WORK INSTRUCTIONS
In the records below, pick out all lines containing the word "Lesson".

Recorded data
-*-*-

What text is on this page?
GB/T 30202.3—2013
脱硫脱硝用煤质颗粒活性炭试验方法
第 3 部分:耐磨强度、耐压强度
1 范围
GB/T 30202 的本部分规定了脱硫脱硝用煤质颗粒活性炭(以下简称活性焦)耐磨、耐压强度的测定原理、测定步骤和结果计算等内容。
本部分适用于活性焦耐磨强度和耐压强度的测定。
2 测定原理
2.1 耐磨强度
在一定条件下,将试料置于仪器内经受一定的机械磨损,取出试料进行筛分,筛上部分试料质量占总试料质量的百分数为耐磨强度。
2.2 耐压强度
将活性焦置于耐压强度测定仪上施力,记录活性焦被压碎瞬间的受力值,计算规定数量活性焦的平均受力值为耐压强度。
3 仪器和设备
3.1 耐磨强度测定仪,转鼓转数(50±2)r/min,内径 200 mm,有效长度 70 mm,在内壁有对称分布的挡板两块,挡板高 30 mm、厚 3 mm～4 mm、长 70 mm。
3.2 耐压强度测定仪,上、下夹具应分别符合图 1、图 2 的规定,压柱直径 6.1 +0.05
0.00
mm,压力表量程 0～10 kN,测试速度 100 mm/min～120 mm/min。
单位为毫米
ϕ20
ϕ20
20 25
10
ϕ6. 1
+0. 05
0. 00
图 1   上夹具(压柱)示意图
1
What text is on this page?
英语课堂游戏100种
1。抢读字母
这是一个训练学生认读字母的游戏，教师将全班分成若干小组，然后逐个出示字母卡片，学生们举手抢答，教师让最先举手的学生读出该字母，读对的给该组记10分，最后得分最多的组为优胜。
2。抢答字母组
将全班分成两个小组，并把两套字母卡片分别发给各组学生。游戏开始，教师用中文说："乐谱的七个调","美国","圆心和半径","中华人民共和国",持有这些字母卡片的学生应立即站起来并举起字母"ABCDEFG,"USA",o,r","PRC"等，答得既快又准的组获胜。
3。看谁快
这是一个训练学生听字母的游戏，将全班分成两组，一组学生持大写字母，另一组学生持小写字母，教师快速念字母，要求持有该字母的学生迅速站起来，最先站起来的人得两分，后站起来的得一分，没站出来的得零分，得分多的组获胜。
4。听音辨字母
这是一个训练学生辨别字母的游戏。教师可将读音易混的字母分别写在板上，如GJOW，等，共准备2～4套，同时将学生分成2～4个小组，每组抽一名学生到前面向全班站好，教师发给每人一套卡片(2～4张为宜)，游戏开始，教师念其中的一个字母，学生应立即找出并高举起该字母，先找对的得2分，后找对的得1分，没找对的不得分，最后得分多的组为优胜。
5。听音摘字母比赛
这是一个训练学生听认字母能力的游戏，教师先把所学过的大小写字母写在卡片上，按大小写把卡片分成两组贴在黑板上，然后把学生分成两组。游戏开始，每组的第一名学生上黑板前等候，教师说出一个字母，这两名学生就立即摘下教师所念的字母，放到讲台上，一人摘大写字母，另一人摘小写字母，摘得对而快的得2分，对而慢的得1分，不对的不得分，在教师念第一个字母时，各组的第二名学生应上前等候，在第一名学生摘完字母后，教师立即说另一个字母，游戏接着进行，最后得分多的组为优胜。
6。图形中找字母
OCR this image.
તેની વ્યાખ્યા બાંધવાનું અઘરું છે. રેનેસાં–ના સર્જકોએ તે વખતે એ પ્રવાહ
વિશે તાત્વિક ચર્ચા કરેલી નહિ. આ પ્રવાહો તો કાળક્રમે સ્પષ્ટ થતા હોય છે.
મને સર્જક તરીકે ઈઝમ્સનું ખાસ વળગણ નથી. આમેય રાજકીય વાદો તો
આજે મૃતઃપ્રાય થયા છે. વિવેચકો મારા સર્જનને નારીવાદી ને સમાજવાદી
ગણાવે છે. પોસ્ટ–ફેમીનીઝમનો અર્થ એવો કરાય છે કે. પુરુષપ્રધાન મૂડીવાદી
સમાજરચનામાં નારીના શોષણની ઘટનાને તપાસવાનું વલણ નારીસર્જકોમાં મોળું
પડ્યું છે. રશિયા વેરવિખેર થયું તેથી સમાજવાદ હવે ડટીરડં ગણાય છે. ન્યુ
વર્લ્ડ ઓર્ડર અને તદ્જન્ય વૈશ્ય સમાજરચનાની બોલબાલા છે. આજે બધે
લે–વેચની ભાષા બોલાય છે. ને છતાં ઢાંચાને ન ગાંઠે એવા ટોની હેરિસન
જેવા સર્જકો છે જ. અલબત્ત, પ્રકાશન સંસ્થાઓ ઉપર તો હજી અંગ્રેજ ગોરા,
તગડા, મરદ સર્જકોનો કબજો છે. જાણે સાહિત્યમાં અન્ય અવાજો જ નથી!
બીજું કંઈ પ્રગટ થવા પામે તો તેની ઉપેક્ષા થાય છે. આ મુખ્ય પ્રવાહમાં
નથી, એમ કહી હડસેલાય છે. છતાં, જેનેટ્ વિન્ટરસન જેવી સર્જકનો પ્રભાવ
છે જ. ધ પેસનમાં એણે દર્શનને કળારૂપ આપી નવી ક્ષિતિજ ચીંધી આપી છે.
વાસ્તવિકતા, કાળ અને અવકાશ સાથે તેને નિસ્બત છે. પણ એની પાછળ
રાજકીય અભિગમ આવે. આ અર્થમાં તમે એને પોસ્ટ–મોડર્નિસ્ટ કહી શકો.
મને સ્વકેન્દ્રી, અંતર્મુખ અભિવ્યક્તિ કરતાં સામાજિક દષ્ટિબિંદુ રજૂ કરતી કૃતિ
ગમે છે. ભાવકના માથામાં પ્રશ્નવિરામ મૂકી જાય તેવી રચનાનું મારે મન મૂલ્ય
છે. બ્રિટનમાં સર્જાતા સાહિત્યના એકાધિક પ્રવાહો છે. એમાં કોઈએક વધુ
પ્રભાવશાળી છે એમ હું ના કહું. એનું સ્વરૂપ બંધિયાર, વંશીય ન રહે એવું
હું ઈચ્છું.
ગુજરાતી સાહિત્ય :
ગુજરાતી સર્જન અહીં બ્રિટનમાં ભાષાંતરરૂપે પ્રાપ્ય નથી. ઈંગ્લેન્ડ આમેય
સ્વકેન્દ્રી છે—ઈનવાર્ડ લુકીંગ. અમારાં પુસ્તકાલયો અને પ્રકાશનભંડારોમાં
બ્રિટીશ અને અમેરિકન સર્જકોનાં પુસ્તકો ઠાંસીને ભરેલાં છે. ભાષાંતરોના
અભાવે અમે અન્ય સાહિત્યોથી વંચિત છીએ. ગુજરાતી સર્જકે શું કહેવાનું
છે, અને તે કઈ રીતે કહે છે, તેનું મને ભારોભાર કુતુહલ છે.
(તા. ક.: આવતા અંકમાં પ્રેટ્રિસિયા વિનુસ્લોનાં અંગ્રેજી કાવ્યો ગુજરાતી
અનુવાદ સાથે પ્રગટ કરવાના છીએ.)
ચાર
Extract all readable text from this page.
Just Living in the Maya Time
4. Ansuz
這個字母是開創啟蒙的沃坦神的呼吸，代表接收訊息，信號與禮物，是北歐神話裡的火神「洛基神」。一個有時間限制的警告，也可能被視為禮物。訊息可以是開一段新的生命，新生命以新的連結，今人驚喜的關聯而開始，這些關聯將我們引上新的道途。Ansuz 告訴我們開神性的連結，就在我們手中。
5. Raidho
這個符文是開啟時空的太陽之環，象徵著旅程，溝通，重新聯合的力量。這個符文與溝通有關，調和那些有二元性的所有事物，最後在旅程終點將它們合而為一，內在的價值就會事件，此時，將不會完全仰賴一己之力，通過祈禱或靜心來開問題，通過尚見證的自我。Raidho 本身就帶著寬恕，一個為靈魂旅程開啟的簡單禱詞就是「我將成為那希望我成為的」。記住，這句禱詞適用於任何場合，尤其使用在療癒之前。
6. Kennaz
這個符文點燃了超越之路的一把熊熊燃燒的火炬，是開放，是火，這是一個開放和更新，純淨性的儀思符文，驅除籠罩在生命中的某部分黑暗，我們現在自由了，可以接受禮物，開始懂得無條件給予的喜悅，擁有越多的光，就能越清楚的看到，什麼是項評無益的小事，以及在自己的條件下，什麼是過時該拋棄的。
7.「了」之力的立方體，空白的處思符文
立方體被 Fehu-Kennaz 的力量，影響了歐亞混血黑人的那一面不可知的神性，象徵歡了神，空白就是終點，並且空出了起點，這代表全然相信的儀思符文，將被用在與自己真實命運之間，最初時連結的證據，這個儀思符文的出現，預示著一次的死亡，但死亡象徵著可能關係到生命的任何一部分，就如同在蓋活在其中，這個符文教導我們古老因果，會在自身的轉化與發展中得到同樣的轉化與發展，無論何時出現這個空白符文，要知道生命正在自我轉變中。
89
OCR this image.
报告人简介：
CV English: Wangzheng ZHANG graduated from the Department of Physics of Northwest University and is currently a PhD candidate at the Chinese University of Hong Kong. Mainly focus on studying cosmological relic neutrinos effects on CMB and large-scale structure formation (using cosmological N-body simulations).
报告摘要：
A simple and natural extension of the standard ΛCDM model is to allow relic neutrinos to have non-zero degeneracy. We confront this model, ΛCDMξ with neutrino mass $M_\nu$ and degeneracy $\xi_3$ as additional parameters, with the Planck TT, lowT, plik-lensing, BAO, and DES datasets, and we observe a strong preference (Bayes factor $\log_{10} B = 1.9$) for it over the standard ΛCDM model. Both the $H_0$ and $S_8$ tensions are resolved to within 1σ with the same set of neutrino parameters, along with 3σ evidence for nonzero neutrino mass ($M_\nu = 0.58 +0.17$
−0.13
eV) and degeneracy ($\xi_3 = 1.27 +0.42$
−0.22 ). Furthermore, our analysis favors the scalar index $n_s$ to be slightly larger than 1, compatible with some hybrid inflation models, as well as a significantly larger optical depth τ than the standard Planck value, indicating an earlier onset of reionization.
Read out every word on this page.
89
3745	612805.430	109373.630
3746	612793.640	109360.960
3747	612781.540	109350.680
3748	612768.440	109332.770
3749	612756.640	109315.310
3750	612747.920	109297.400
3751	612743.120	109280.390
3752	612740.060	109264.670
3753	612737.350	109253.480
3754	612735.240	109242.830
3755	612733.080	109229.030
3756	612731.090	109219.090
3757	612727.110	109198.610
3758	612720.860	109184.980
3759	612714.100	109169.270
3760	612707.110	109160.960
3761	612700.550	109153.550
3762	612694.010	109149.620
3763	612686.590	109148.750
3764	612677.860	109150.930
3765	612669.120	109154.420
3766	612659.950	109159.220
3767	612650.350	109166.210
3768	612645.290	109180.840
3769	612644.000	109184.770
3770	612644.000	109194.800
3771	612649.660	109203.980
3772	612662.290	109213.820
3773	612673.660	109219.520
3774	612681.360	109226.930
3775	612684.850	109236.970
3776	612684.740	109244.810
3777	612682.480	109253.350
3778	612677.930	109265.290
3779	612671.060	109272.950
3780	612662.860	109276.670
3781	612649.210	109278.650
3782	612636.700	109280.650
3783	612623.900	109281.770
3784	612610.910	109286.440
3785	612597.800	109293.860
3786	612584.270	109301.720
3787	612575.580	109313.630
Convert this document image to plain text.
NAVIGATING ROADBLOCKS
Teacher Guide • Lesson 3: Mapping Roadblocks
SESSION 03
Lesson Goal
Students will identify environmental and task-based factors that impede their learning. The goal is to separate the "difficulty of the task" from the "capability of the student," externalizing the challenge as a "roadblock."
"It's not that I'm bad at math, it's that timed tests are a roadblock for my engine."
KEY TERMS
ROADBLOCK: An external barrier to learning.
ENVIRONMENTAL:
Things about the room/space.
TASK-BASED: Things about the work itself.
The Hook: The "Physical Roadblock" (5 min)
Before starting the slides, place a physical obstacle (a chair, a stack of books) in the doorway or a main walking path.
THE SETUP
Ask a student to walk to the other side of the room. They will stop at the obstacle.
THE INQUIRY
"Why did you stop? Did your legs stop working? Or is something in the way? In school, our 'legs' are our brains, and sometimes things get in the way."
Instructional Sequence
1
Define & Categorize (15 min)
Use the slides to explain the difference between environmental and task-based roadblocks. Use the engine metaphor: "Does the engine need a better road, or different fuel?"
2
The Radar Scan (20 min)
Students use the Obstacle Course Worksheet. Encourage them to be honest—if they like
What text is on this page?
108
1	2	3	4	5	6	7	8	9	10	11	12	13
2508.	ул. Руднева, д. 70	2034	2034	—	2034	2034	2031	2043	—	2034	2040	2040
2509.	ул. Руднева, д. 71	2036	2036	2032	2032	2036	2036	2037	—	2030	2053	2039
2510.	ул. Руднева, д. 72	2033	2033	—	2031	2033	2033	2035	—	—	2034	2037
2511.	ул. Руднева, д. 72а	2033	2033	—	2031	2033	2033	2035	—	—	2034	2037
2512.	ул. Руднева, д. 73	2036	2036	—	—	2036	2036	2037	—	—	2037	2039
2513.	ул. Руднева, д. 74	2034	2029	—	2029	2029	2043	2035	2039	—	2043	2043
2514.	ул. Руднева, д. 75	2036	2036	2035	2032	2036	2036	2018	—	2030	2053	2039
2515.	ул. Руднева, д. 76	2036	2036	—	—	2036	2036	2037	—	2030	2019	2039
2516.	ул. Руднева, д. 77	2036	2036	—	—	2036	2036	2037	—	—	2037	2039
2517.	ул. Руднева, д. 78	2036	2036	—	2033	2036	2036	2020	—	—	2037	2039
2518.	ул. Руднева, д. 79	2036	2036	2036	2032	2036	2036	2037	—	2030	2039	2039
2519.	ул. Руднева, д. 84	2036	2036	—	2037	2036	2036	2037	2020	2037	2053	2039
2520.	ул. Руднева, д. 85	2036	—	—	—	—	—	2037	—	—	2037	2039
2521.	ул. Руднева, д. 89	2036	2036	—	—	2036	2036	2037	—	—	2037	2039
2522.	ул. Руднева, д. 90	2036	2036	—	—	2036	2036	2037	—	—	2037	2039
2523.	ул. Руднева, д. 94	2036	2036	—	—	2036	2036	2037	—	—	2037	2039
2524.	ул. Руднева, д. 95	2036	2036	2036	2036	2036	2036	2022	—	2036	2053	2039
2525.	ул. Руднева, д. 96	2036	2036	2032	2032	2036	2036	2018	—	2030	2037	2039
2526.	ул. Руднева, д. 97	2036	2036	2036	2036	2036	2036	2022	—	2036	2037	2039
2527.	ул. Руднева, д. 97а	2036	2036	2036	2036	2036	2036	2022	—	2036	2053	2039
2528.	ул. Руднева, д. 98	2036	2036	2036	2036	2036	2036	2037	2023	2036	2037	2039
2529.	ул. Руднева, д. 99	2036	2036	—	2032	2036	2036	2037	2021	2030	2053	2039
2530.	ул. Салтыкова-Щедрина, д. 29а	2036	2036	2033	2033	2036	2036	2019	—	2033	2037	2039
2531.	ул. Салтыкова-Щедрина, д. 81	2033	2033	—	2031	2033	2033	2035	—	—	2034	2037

-*-*-

COMPLETE ANSWER
Teacher Guide • Lesson 3: Mapping Roadblocks
Lesson Goal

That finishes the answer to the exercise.